↓↓↓

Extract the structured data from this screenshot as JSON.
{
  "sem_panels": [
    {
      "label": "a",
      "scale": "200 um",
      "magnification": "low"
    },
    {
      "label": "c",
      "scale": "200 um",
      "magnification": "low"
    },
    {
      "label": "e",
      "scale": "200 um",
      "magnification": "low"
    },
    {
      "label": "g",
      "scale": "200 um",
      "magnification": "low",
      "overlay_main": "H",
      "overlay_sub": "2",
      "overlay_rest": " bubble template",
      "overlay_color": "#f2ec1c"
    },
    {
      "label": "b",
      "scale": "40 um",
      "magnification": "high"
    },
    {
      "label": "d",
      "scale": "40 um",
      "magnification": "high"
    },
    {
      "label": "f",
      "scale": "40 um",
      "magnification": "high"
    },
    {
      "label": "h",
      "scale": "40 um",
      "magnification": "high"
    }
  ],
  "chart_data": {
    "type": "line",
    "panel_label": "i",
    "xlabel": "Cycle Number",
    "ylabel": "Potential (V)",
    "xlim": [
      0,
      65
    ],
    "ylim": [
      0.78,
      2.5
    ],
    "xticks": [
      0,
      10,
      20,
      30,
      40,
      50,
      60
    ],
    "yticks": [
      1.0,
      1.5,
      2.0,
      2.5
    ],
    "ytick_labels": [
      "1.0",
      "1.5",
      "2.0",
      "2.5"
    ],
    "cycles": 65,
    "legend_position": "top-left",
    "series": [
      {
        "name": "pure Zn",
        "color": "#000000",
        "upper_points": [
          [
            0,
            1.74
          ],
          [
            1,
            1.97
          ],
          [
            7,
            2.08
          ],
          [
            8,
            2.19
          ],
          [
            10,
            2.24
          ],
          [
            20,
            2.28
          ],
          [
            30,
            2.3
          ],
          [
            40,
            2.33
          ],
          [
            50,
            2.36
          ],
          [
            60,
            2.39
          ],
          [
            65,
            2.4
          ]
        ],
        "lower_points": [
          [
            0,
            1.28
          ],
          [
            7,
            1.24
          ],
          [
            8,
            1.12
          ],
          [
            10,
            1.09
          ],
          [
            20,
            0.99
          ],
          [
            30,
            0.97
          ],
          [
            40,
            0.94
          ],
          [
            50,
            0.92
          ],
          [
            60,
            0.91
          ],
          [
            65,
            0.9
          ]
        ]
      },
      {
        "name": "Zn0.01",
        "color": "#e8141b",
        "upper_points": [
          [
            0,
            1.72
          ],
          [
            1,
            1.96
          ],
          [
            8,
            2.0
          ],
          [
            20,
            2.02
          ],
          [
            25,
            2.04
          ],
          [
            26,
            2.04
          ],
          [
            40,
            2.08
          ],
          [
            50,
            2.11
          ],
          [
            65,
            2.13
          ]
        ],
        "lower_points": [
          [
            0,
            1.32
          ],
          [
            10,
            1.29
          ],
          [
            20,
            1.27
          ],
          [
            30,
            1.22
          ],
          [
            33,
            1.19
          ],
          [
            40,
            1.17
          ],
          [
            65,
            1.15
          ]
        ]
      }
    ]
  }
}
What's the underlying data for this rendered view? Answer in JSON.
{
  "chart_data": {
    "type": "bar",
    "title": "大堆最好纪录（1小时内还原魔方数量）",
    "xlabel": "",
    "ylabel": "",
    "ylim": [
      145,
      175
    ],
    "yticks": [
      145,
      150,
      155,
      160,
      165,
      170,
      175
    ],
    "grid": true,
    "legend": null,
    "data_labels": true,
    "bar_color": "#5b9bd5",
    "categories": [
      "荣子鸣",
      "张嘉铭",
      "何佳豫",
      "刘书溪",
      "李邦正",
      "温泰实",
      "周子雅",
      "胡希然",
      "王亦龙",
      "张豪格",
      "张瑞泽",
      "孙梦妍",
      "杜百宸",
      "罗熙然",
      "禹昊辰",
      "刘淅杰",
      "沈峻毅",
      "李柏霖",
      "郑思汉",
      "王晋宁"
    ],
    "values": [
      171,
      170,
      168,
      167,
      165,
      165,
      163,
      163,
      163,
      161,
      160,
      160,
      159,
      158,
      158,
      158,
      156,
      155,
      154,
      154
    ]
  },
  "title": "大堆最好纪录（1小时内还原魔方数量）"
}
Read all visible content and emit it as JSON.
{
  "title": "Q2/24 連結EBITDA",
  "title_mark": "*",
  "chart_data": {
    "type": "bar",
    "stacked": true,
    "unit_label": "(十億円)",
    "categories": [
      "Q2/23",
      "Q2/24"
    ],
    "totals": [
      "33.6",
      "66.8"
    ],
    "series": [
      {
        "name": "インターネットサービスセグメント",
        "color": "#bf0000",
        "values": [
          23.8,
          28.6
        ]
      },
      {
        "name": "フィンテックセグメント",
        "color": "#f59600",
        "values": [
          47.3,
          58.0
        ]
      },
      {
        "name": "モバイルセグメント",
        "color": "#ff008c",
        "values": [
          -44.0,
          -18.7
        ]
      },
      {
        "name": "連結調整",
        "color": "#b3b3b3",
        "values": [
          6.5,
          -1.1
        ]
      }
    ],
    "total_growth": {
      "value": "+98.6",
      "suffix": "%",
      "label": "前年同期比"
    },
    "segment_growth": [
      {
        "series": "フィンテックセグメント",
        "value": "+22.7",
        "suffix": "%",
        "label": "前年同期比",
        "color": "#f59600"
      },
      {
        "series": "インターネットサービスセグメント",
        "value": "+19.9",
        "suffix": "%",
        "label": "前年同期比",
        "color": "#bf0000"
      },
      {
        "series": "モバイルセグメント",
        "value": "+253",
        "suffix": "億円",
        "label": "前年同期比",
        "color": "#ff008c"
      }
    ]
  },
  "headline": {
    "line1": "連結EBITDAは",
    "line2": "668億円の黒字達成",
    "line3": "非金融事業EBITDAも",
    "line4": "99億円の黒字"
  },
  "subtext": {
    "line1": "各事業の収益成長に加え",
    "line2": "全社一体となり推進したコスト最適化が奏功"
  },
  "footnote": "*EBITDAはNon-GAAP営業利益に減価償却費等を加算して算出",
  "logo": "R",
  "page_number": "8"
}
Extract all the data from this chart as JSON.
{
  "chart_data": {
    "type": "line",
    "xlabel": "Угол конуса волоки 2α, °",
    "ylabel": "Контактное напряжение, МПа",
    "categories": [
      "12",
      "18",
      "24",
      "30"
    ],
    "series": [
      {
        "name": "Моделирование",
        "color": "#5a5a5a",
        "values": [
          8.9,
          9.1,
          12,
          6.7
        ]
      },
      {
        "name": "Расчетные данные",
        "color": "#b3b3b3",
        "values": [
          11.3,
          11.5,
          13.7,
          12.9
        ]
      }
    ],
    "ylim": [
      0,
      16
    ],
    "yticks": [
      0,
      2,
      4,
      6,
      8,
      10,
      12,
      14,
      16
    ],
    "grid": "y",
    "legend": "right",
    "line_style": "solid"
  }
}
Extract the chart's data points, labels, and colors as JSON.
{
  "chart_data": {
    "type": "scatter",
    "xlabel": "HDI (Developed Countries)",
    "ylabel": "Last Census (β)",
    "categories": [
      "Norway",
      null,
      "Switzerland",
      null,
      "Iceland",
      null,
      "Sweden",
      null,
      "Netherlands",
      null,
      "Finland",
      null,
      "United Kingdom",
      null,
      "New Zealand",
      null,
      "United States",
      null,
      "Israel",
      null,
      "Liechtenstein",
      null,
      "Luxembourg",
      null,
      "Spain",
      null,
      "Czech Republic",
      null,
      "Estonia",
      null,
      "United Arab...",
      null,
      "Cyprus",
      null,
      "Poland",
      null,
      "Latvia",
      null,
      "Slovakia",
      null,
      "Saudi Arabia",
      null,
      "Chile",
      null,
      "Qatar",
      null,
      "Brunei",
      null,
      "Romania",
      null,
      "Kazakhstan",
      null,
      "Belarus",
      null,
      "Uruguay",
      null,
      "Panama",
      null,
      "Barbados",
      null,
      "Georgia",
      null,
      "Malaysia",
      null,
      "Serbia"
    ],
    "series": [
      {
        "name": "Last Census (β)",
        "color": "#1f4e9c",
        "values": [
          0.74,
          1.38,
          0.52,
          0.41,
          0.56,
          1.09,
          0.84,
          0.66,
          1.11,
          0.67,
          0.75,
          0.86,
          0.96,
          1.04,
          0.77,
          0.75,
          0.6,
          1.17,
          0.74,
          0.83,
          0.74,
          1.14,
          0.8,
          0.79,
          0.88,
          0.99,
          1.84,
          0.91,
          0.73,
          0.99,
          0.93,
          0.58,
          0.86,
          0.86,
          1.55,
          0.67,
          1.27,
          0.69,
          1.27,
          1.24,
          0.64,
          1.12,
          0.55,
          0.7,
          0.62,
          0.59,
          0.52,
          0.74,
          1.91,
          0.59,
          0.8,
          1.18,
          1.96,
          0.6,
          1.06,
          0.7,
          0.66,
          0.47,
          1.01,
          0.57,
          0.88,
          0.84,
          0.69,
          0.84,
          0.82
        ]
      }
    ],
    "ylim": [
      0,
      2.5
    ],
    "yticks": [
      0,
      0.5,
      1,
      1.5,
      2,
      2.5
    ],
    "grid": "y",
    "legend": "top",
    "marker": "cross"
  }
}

↑↑↑

§ REQUIREMENT
Extract, from the material above, each line holding the word "JSON".

§ CORRECT OUTPUT
Extract the structured data from this screenshot as JSON.
What's the underlying data for this rendered view? Answer in JSON.
Read all visible content and emit it as JSON.
Extract all the data from this chart as JSON.
Extract the chart's data points, labels, and colors as JSON.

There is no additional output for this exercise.